DO THIS
Count every line of the listing where the string "JSON" occurs, and reply with the count alone.

Figure contents as structured data:
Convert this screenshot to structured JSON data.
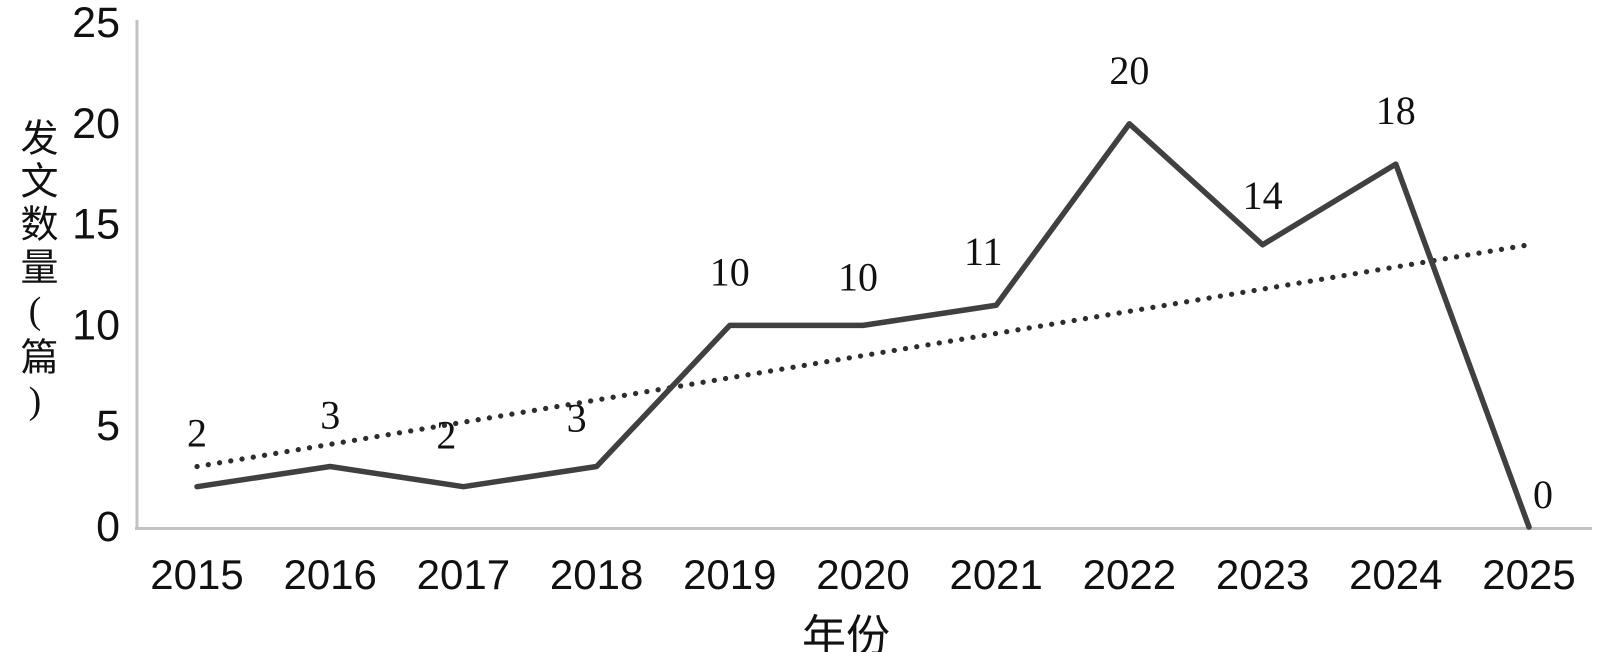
{
  "chart_data": {
    "type": "line",
    "title": "",
    "xlabel": "年份",
    "ylabel": "发文数量(篇)",
    "categories": [
      "2015",
      "2016",
      "2017",
      "2018",
      "2019",
      "2020",
      "2021",
      "2022",
      "2023",
      "2024",
      "2025"
    ],
    "series": [
      {
        "name": "发文数量",
        "values": [
          2,
          3,
          2,
          3,
          10,
          10,
          11,
          20,
          14,
          18,
          0
        ],
        "line_style": "solid",
        "color": "#404040"
      }
    ],
    "trendline": {
      "line_style": "dotted",
      "color": "#2d2d2d",
      "start_value": 3,
      "end_value": 14
    },
    "data_labels": [
      "2",
      "3",
      "2",
      "3",
      "10",
      "10",
      "11",
      "20",
      "14",
      "18",
      "0"
    ],
    "y_ticks": [
      "0",
      "5",
      "10",
      "15",
      "20",
      "25"
    ],
    "ylim": [
      0,
      25
    ],
    "grid": false,
    "legend": "none",
    "axis_color": "#c2c2c2",
    "text_color": "#111111",
    "label_offsets": {
      "dx": [
        0,
        0,
        -17,
        -20,
        0,
        -5,
        -13,
        0,
        0,
        0,
        14
      ],
      "dy": [
        0,
        2,
        2,
        5,
        0,
        5,
        0,
        0,
        4,
        0,
        21
      ]
    }
  }
}
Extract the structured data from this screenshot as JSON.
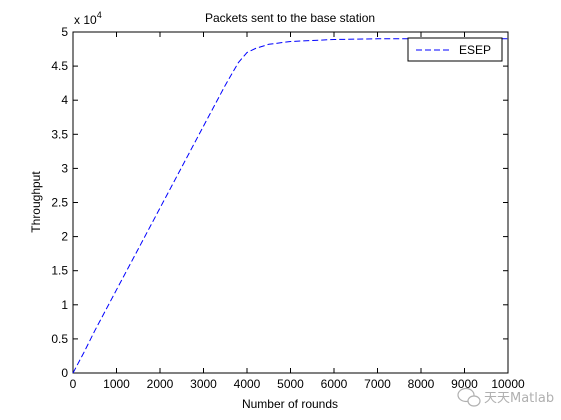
{
  "chart_data": {
    "type": "line",
    "title": "Packets sent to the base station",
    "xlabel": "Number of rounds",
    "ylabel": "Throughput",
    "xlim": [
      0,
      10000
    ],
    "ylim": [
      0,
      5
    ],
    "y_exponent_base": "x 10",
    "y_exponent_power": "4",
    "xticks": [
      "0",
      "1000",
      "2000",
      "3000",
      "4000",
      "5000",
      "6000",
      "7000",
      "8000",
      "9000",
      "10000"
    ],
    "yticks": [
      "0",
      "0.5",
      "1",
      "1.5",
      "2",
      "2.5",
      "3",
      "3.5",
      "4",
      "4.5",
      "5"
    ],
    "xtick_values": [
      0,
      1000,
      2000,
      3000,
      4000,
      5000,
      6000,
      7000,
      8000,
      9000,
      10000
    ],
    "ytick_values": [
      0,
      0.5,
      1,
      1.5,
      2,
      2.5,
      3,
      3.5,
      4,
      4.5,
      5
    ],
    "grid": false,
    "legend_position": "top-right",
    "series": [
      {
        "name": "ESEP",
        "color": "#0000ff",
        "line_style": "dashed",
        "x": [
          0,
          250,
          500,
          1000,
          1500,
          2000,
          2500,
          3000,
          3500,
          3800,
          4000,
          4200,
          4500,
          5000,
          6000,
          7000,
          8000,
          9000,
          10000
        ],
        "y": [
          0,
          0.3,
          0.62,
          1.22,
          1.82,
          2.42,
          3.02,
          3.62,
          4.22,
          4.55,
          4.7,
          4.76,
          4.82,
          4.86,
          4.89,
          4.9,
          4.9,
          4.9,
          4.9
        ]
      }
    ]
  },
  "watermark": {
    "text": "天天Matlab",
    "icon": "wechat-icon"
  }
}
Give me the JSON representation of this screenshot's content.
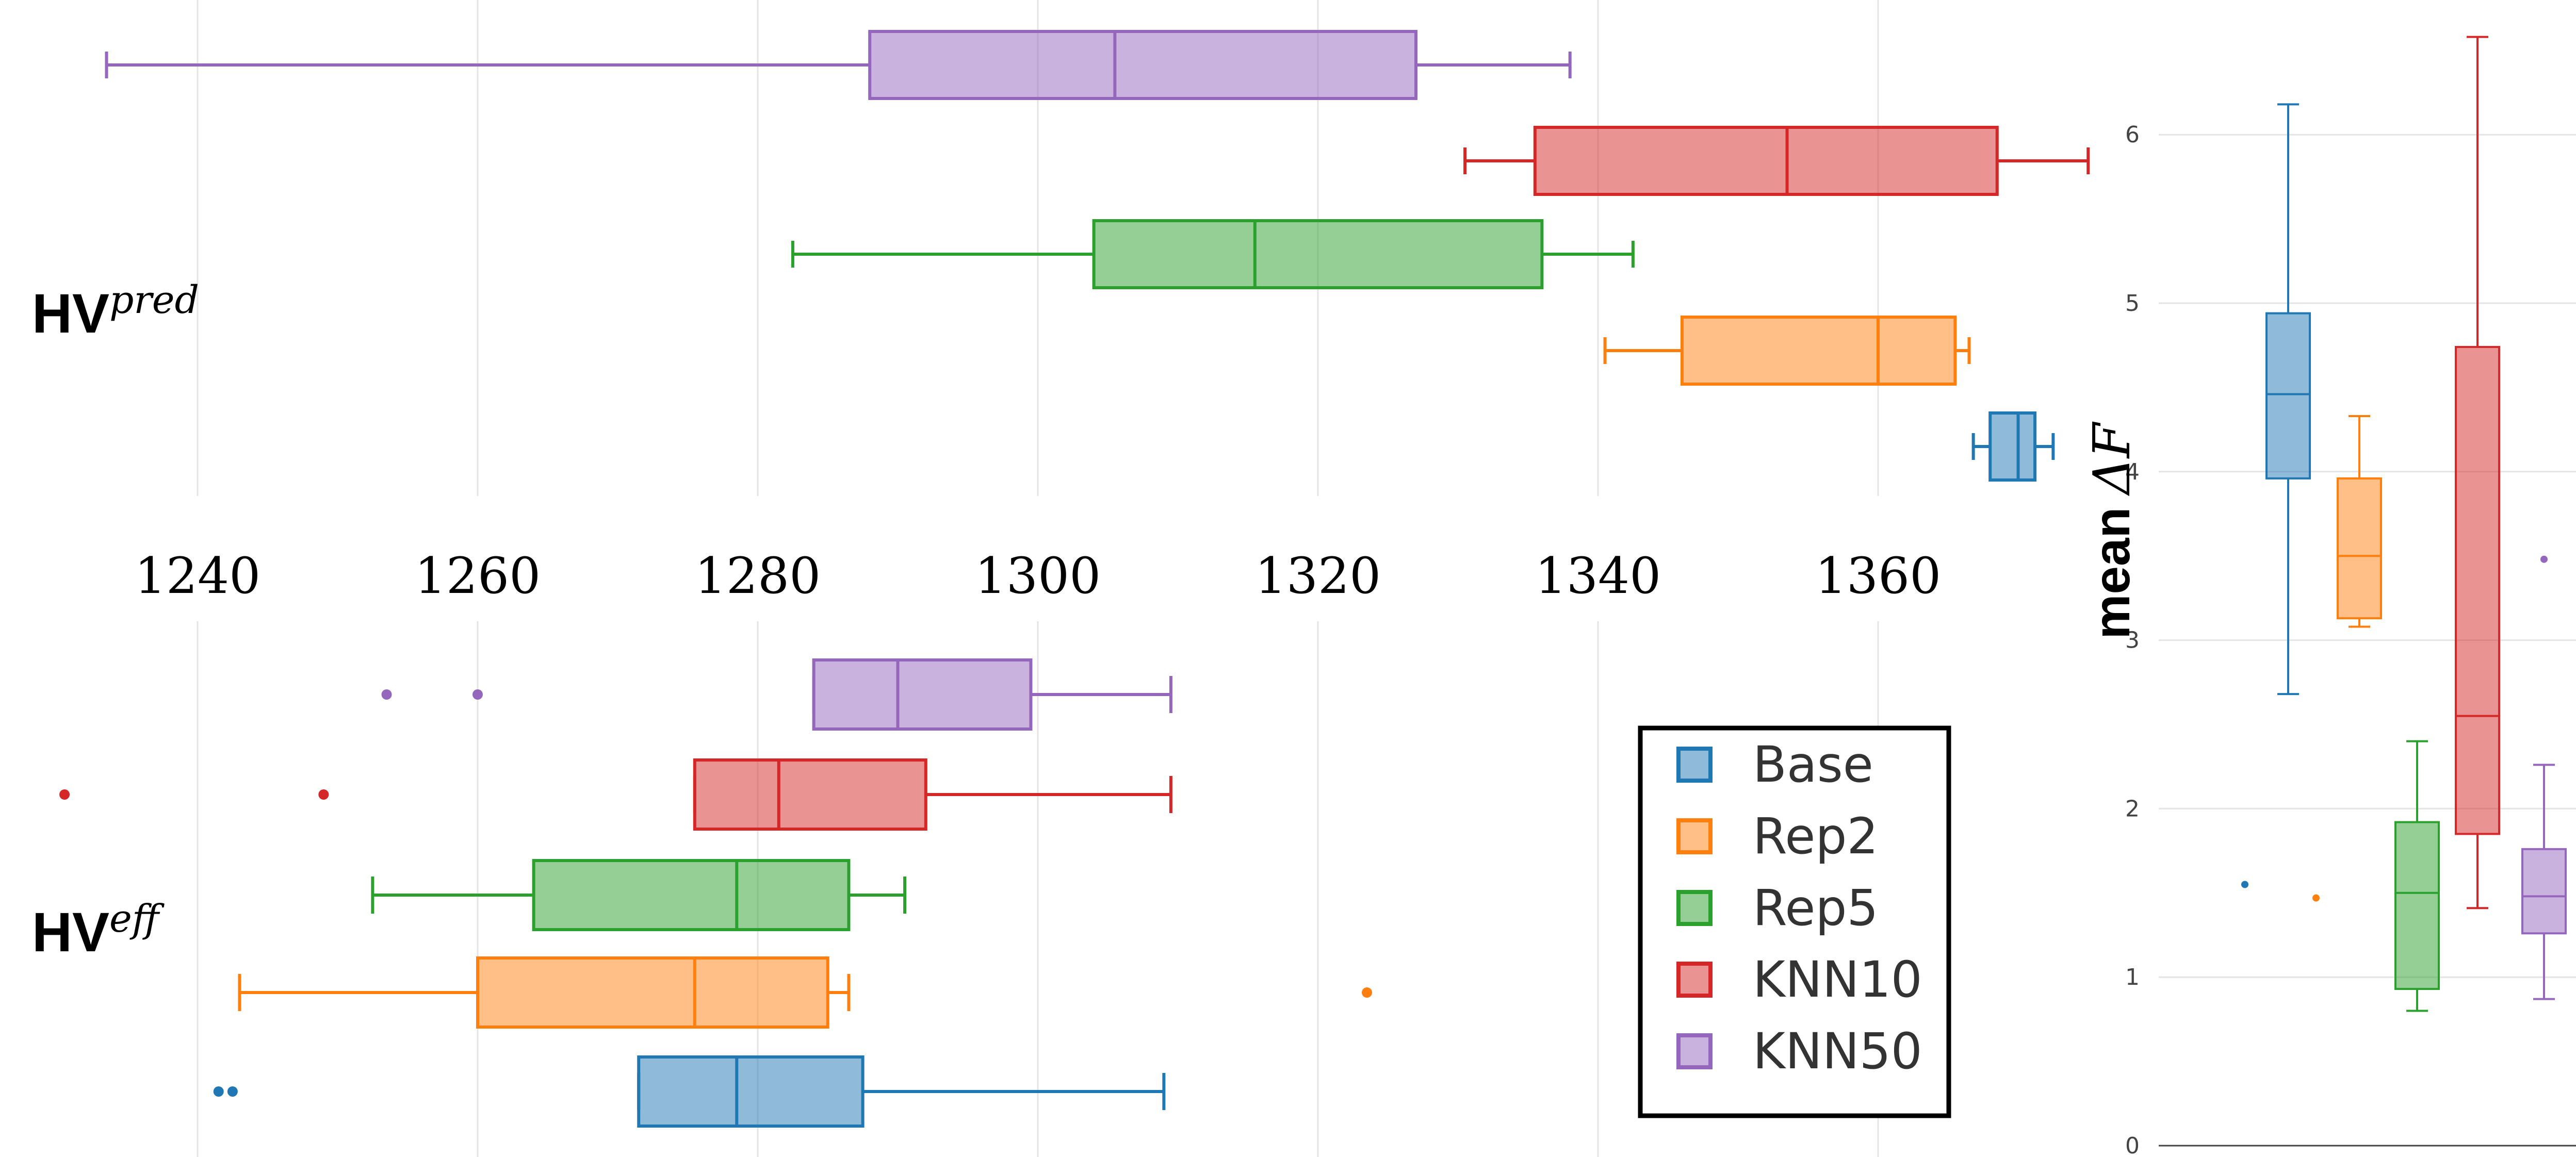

REPLY
3